▶ Description of the task
Retype the records below exactly as they appear, but leave out any pictures.

Stored records:
*****
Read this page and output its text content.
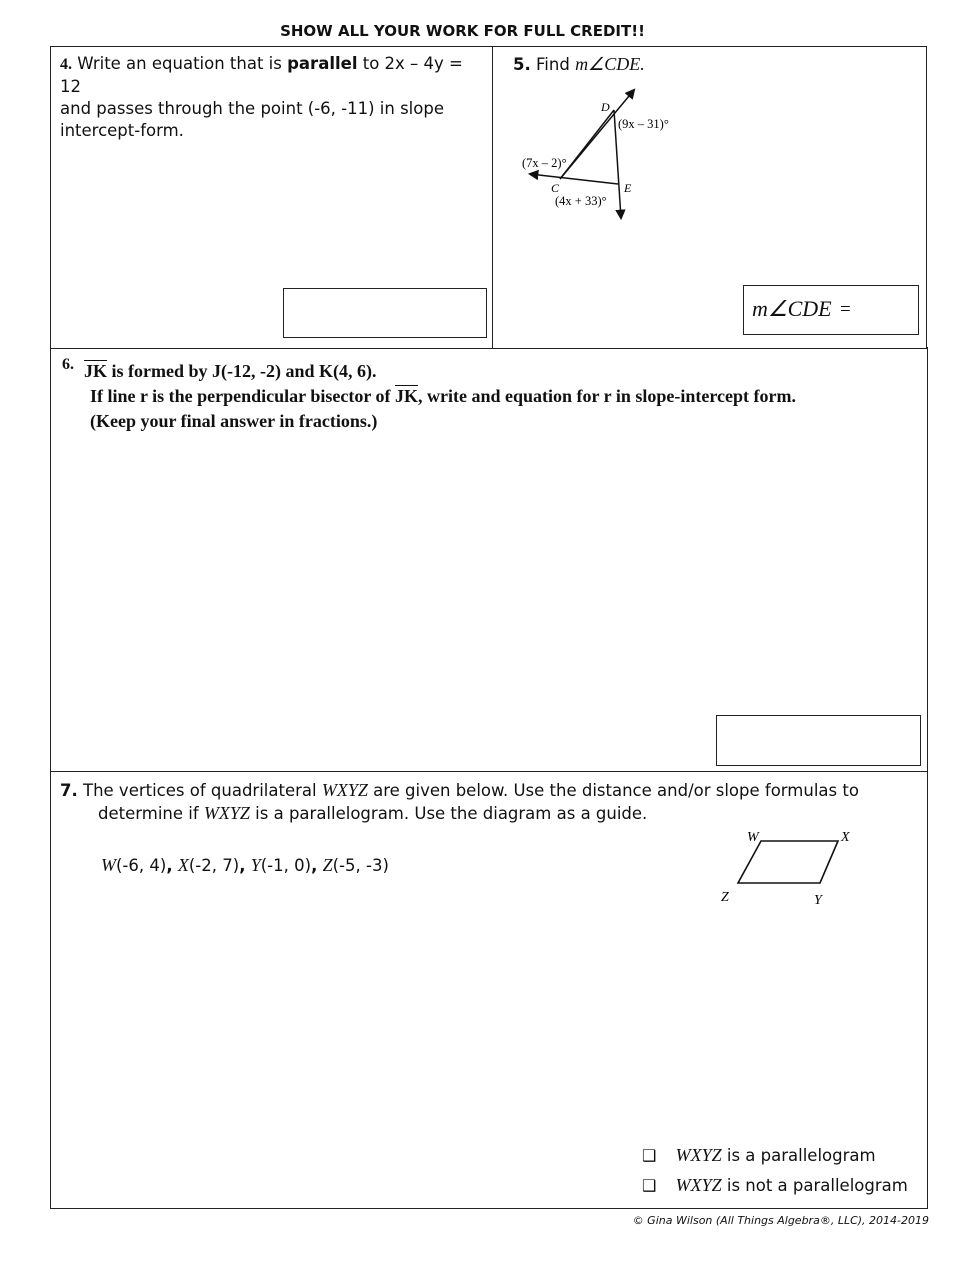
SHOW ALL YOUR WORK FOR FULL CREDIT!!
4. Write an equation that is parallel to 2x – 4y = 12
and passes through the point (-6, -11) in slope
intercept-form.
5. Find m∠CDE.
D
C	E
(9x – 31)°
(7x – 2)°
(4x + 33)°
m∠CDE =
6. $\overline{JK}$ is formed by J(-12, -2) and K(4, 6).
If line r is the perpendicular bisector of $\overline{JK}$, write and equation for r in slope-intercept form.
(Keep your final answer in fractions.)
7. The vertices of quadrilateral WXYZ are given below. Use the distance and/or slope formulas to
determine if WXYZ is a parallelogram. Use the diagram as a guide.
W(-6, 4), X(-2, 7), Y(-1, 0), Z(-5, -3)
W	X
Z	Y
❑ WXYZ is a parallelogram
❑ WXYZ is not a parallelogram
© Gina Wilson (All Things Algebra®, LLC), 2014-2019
*****
▶ The output
Read this page and output its text content.
SHOW ALL YOUR WORK FOR FULL CREDIT!!
4. Write an equation that is parallel to 2x – 4y = 12
and passes through the point (-6, -11) in slope
intercept-form.
5. Find m∠CDE.
D
C	E
(9x – 31)°
(7x – 2)°
(4x + 33)°
m∠CDE =
6. $\overline{JK}$ is formed by J(-12, -2) and K(4, 6).
If line r is the perpendicular bisector of $\overline{JK}$, write and equation for r in slope-intercept form.
(Keep your final answer in fractions.)
7. The vertices of quadrilateral WXYZ are given below. Use the distance and/or slope formulas to
determine if WXYZ is a parallelogram. Use the diagram as a guide.
W(-6, 4), X(-2, 7), Y(-1, 0), Z(-5, -3)
W	X
Z	Y
❑ WXYZ is a parallelogram
❑ WXYZ is not a parallelogram
© Gina Wilson (All Things Algebra®, LLC), 2014-2019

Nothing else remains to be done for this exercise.